──────── Supplied records ────────

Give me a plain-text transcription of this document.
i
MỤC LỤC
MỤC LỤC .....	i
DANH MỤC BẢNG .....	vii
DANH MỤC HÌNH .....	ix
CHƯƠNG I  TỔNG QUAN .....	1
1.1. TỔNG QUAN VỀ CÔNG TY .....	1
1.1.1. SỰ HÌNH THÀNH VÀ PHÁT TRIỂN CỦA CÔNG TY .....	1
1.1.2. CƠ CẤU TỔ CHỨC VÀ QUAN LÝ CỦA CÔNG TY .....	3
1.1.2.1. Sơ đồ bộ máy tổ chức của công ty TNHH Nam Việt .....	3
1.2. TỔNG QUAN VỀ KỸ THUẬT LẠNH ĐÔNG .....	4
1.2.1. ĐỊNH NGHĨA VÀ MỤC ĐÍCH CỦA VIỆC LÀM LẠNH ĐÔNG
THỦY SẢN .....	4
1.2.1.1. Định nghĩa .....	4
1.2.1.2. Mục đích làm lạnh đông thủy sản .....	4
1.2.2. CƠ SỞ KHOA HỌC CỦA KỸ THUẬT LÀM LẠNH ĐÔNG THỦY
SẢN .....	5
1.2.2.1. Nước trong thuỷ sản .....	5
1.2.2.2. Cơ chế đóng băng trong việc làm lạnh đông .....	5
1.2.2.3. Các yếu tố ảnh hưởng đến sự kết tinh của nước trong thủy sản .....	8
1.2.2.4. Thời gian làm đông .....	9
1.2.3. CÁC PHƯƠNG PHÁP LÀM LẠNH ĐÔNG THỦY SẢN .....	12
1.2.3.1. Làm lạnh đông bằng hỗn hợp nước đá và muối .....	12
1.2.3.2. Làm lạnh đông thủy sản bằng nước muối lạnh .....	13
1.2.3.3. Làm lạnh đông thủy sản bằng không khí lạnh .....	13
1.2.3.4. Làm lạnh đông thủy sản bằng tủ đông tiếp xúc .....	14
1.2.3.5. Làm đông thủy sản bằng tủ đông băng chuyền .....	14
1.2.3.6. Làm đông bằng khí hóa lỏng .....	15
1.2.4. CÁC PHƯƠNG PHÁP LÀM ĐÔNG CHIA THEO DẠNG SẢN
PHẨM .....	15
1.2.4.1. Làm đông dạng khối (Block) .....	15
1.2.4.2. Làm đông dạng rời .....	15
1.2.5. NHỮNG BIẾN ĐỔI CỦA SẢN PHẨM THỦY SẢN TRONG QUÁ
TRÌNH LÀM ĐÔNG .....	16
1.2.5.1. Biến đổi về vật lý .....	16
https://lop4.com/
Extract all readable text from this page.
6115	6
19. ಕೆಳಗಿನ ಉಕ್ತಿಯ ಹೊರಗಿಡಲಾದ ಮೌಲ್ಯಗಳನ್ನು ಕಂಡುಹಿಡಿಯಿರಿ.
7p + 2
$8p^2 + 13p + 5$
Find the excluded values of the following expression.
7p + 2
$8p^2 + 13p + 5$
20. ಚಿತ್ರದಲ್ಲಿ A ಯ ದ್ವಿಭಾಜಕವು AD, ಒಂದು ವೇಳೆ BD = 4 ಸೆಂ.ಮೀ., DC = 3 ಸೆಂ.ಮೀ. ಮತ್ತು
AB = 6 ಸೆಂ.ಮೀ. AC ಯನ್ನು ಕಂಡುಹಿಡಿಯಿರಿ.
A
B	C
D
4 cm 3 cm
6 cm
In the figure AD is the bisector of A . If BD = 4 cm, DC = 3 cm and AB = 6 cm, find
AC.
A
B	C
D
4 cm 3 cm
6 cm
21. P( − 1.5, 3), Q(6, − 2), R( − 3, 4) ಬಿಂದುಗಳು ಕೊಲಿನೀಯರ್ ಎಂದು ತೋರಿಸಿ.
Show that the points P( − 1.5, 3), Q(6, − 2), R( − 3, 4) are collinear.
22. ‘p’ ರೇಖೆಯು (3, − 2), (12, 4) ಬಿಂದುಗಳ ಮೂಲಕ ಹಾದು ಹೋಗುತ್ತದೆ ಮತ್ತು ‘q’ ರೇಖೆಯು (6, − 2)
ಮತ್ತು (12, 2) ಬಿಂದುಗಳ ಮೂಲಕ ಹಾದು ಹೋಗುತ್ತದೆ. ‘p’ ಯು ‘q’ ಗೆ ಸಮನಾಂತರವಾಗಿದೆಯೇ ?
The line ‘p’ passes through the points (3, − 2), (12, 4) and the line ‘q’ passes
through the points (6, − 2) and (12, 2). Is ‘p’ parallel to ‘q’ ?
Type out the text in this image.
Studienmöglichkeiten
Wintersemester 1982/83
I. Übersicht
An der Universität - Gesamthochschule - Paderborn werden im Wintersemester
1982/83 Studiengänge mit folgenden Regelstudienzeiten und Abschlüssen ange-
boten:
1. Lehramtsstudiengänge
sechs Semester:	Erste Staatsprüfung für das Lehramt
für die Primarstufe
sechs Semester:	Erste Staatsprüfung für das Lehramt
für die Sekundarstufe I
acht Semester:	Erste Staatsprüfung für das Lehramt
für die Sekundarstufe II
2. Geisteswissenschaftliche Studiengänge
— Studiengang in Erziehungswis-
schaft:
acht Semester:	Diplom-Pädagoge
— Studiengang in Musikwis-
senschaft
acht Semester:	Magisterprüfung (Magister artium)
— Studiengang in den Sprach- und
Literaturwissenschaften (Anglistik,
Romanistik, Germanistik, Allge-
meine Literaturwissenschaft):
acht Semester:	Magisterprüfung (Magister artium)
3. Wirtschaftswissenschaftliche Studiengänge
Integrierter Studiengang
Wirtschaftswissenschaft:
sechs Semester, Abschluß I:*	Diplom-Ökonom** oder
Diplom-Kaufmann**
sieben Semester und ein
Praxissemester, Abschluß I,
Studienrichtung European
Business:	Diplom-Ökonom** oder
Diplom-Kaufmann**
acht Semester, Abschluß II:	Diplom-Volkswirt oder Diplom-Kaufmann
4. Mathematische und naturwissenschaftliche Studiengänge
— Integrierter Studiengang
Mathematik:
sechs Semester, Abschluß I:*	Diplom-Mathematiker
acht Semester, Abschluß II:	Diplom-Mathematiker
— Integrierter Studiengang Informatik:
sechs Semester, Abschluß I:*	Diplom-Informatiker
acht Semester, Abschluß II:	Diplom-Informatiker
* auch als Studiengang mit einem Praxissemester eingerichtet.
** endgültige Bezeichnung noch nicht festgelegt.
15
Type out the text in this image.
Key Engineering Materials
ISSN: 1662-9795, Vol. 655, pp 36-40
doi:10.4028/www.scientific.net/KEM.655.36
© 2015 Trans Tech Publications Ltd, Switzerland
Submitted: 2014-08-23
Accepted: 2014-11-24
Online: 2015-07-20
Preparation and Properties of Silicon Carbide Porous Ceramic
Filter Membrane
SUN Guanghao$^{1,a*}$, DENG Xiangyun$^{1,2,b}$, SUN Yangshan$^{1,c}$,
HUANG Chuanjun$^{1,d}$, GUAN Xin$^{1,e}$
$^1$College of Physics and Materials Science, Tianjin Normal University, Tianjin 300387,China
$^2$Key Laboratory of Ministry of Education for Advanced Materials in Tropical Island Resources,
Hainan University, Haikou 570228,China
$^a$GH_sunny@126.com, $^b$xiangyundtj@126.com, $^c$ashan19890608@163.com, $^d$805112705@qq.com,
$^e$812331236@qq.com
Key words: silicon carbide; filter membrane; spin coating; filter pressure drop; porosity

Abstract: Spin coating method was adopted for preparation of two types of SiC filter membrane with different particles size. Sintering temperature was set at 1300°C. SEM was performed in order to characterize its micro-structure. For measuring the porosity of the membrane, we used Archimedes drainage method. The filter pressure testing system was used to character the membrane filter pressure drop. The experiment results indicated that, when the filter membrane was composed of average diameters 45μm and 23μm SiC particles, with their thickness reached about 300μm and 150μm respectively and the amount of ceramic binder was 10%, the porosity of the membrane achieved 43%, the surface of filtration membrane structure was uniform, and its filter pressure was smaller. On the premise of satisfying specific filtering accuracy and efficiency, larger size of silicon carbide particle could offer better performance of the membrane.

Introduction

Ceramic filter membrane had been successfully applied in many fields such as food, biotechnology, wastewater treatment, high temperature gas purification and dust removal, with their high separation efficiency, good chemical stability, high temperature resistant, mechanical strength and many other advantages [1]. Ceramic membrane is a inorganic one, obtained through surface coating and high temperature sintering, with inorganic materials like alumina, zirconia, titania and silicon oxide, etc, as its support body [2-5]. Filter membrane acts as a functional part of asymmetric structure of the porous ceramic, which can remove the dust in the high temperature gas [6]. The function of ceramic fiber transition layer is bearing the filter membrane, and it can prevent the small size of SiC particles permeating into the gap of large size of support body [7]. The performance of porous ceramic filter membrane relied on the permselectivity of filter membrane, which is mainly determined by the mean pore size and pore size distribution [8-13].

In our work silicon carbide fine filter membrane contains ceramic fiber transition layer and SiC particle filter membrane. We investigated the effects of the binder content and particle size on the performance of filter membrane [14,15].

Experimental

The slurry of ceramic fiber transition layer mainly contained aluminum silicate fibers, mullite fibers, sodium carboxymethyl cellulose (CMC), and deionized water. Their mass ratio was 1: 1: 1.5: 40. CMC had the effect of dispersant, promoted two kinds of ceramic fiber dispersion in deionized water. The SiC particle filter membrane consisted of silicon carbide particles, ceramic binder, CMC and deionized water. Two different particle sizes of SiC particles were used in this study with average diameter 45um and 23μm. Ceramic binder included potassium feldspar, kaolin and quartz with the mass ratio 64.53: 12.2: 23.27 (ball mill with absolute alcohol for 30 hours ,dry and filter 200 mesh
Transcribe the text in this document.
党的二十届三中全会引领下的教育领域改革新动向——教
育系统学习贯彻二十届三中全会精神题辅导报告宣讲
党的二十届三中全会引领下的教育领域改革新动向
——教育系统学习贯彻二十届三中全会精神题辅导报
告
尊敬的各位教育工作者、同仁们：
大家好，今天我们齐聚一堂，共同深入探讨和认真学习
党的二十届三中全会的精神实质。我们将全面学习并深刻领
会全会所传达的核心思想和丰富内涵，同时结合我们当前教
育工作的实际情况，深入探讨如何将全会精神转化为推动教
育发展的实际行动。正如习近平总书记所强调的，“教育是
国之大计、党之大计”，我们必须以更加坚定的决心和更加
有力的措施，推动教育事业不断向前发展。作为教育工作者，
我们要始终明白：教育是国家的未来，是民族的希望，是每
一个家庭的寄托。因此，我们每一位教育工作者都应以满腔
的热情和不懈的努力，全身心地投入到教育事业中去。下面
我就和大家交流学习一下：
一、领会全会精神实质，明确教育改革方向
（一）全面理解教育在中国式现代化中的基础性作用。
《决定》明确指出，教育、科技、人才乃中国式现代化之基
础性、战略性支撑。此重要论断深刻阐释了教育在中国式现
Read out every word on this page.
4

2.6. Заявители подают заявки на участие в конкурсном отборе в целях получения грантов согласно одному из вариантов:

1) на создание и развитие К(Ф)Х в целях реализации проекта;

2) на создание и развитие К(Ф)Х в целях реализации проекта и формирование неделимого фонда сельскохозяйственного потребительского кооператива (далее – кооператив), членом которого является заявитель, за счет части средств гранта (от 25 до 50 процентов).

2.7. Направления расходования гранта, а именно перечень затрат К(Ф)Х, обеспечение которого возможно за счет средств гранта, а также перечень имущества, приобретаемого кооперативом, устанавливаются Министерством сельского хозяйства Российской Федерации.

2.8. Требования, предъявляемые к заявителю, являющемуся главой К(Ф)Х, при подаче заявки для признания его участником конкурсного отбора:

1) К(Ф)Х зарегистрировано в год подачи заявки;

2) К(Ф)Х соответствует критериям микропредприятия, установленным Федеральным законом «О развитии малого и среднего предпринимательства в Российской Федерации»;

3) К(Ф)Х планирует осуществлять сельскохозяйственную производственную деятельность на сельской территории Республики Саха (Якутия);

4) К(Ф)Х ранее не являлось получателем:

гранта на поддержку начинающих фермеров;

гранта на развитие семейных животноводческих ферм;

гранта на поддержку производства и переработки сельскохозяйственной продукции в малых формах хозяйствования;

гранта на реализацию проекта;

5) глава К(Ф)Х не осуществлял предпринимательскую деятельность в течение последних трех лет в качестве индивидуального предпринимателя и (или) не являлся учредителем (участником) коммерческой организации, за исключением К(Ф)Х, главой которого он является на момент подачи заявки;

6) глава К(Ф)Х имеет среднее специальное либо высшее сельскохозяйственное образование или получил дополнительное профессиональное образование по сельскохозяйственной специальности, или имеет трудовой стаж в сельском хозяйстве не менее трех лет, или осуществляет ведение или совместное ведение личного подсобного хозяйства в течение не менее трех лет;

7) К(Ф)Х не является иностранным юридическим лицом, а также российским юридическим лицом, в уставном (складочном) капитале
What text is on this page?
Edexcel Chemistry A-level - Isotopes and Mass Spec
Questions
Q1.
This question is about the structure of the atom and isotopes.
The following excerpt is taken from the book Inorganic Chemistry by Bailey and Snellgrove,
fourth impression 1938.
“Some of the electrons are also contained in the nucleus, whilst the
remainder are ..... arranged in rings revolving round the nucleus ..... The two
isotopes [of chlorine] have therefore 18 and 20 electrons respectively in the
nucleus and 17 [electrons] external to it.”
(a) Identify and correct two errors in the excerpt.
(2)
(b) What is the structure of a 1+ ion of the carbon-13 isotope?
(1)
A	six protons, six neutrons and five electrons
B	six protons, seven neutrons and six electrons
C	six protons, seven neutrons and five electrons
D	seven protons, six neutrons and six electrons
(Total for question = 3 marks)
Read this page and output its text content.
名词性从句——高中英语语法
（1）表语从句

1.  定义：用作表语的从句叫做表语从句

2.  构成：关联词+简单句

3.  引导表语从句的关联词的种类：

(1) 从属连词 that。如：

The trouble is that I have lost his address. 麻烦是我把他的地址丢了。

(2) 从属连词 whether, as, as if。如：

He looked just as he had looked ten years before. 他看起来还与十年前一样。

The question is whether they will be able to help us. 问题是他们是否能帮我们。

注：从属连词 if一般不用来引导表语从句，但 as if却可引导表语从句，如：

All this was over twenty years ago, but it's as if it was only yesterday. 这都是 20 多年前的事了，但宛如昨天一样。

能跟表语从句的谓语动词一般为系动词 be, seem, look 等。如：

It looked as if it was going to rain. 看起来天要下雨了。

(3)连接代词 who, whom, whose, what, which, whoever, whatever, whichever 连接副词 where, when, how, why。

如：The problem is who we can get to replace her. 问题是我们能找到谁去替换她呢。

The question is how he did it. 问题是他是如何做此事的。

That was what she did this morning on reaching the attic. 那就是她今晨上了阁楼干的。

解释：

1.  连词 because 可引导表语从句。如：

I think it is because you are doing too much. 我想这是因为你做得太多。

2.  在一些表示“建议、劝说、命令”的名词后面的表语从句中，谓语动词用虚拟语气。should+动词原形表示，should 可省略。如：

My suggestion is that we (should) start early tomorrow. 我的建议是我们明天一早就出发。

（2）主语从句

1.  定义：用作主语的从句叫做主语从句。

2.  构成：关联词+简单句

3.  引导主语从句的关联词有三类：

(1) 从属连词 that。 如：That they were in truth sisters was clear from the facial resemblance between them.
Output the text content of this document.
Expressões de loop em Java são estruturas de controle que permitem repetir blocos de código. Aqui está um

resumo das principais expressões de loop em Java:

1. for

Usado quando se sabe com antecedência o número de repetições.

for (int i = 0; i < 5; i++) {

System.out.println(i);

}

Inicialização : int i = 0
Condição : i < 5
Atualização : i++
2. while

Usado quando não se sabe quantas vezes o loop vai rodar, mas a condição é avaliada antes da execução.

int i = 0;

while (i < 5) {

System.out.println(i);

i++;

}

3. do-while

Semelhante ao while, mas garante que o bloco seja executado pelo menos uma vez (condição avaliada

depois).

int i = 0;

────────

Please list every line of the records that contains "целях".

2.6. Заявители подают заявки на участие в конкурсном отборе в целях получения грантов согласно одному из вариантов:
1) на создание и развитие К(Ф)Х в целях реализации проекта;
2) на создание и развитие К(Ф)Х в целях реализации проекта и формирование неделимого фонда сельскохозяйственного потребительского кооператива (далее – кооператив), членом которого является заявитель, за счет части средств гранта (от 25 до 50 процентов).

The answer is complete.